Extracted records
___

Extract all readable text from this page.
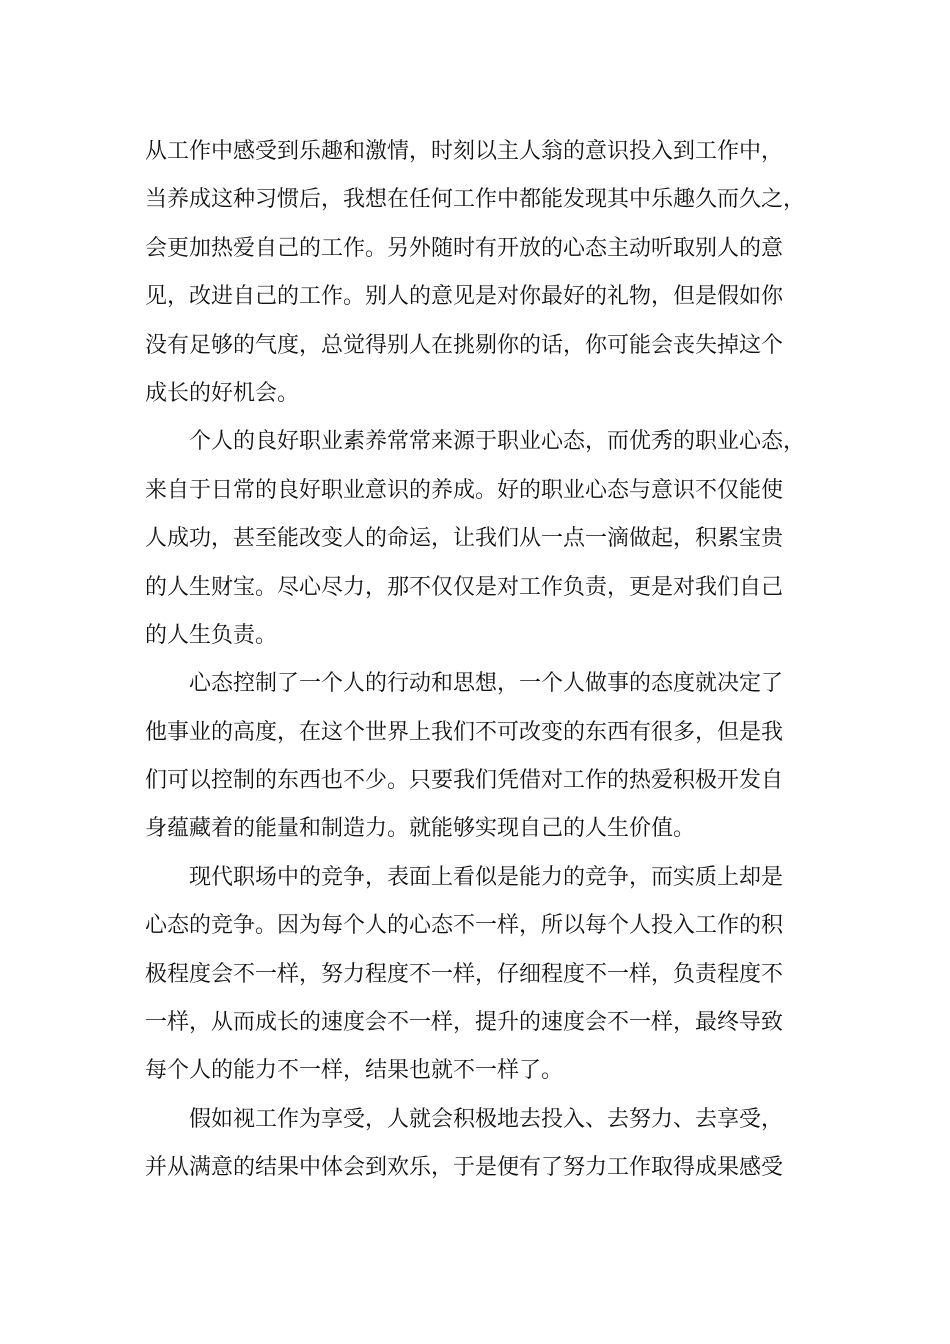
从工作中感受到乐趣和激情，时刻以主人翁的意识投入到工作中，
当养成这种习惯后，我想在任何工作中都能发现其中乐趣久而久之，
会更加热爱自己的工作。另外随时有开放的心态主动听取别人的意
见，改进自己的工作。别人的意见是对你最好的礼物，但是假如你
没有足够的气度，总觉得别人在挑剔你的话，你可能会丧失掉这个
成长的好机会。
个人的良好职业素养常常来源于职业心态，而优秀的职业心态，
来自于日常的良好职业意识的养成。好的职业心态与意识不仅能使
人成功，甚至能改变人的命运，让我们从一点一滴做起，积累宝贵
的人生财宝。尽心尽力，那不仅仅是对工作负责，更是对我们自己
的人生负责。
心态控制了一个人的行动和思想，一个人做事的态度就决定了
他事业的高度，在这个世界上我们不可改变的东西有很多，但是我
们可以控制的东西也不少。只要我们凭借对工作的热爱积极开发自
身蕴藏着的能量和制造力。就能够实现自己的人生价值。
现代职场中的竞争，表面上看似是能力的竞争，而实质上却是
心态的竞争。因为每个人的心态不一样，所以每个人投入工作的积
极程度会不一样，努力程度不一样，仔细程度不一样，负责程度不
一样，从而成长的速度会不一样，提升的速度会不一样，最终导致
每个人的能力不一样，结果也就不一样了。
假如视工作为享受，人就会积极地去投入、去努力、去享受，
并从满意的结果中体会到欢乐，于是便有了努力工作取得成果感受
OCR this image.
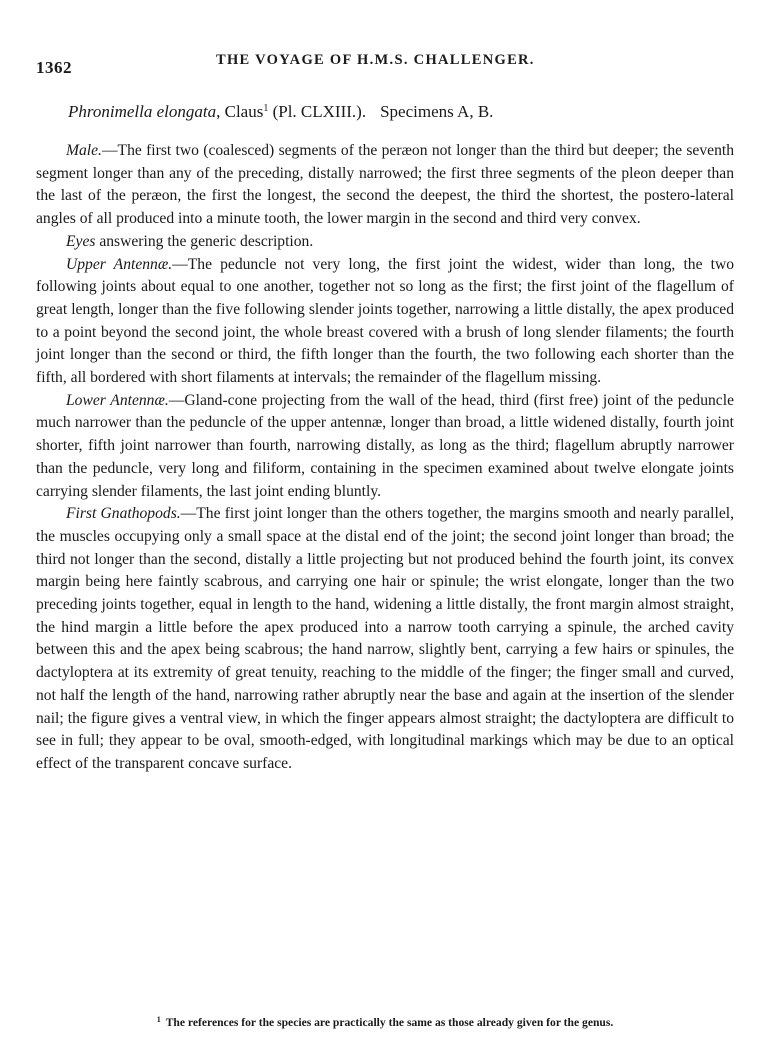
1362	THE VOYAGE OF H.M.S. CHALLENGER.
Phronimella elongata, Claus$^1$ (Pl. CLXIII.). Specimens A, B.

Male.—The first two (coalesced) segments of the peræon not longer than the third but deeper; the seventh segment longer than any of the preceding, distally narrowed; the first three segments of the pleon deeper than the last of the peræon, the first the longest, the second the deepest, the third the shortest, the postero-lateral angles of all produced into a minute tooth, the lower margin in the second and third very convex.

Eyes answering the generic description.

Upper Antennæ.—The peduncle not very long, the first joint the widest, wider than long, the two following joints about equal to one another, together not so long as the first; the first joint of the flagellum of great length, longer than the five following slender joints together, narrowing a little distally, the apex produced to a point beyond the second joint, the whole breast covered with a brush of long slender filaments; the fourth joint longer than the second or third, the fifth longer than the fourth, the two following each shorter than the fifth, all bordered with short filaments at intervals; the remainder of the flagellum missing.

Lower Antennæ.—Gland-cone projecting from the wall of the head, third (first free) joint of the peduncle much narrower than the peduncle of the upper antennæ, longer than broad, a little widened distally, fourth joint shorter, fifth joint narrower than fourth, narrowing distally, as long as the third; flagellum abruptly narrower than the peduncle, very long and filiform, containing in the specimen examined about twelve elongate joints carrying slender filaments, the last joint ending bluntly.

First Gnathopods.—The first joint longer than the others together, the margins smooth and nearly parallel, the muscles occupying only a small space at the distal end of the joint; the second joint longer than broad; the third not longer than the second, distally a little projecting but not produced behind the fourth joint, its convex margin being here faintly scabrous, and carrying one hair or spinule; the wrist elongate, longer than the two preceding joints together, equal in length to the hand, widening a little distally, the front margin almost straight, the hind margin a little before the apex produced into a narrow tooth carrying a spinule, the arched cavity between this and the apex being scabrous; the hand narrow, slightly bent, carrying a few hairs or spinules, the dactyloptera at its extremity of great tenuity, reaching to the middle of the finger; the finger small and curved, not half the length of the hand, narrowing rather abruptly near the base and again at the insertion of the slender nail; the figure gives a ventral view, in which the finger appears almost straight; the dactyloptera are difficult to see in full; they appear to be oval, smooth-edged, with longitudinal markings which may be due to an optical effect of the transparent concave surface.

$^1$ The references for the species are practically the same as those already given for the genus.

___

## INSTRUCTIONS TO FOLLOW
Restate the data above word for word. Do not include the images.

## ANSWER TO THIS EXERCISE
Extract all readable text from this page.
从工作中感受到乐趣和激情，时刻以主人翁的意识投入到工作中，
当养成这种习惯后，我想在任何工作中都能发现其中乐趣久而久之，
会更加热爱自己的工作。另外随时有开放的心态主动听取别人的意
见，改进自己的工作。别人的意见是对你最好的礼物，但是假如你
没有足够的气度，总觉得别人在挑剔你的话，你可能会丧失掉这个
成长的好机会。
个人的良好职业素养常常来源于职业心态，而优秀的职业心态，
来自于日常的良好职业意识的养成。好的职业心态与意识不仅能使
人成功，甚至能改变人的命运，让我们从一点一滴做起，积累宝贵
的人生财宝。尽心尽力，那不仅仅是对工作负责，更是对我们自己
的人生负责。
心态控制了一个人的行动和思想，一个人做事的态度就决定了
他事业的高度，在这个世界上我们不可改变的东西有很多，但是我
们可以控制的东西也不少。只要我们凭借对工作的热爱积极开发自
身蕴藏着的能量和制造力。就能够实现自己的人生价值。
现代职场中的竞争，表面上看似是能力的竞争，而实质上却是
心态的竞争。因为每个人的心态不一样，所以每个人投入工作的积
极程度会不一样，努力程度不一样，仔细程度不一样，负责程度不
一样，从而成长的速度会不一样，提升的速度会不一样，最终导致
每个人的能力不一样，结果也就不一样了。
假如视工作为享受，人就会积极地去投入、去努力、去享受，
并从满意的结果中体会到欢乐，于是便有了努力工作取得成果感受
OCR this image.
1362	THE VOYAGE OF H.M.S. CHALLENGER.
Phronimella elongata, Claus$^1$ (Pl. CLXIII.). Specimens A, B.

Male.—The first two (coalesced) segments of the peræon not longer than the third but deeper; the seventh segment longer than any of the preceding, distally narrowed; the first three segments of the pleon deeper than the last of the peræon, the first the longest, the second the deepest, the third the shortest, the postero-lateral angles of all produced into a minute tooth, the lower margin in the second and third very convex.

Eyes answering the generic description.

Upper Antennæ.—The peduncle not very long, the first joint the widest, wider than long, the two following joints about equal to one another, together not so long as the first; the first joint of the flagellum of great length, longer than the five following slender joints together, narrowing a little distally, the apex produced to a point beyond the second joint, the whole breast covered with a brush of long slender filaments; the fourth joint longer than the second or third, the fifth longer than the fourth, the two following each shorter than the fifth, all bordered with short filaments at intervals; the remainder of the flagellum missing.

Lower Antennæ.—Gland-cone projecting from the wall of the head, third (first free) joint of the peduncle much narrower than the peduncle of the upper antennæ, longer than broad, a little widened distally, fourth joint shorter, fifth joint narrower than fourth, narrowing distally, as long as the third; flagellum abruptly narrower than the peduncle, very long and filiform, containing in the specimen examined about twelve elongate joints carrying slender filaments, the last joint ending bluntly.

First Gnathopods.—The first joint longer than the others together, the margins smooth and nearly parallel, the muscles occupying only a small space at the distal end of the joint; the second joint longer than broad; the third not longer than the second, distally a little projecting but not produced behind the fourth joint, its convex margin being here faintly scabrous, and carrying one hair or spinule; the wrist elongate, longer than the two preceding joints together, equal in length to the hand, widening a little distally, the front margin almost straight, the hind margin a little before the apex produced into a narrow tooth carrying a spinule, the arched cavity between this and the apex being scabrous; the hand narrow, slightly bent, carrying a few hairs or spinules, the dactyloptera at its extremity of great tenuity, reaching to the middle of the finger; the finger small and curved, not half the length of the hand, narrowing rather abruptly near the base and again at the insertion of the slender nail; the figure gives a ventral view, in which the finger appears almost straight; the dactyloptera are difficult to see in full; they appear to be oval, smooth-edged, with longitudinal markings which may be due to an optical effect of the transparent concave surface.

$^1$ The references for the species are practically the same as those already given for the genus.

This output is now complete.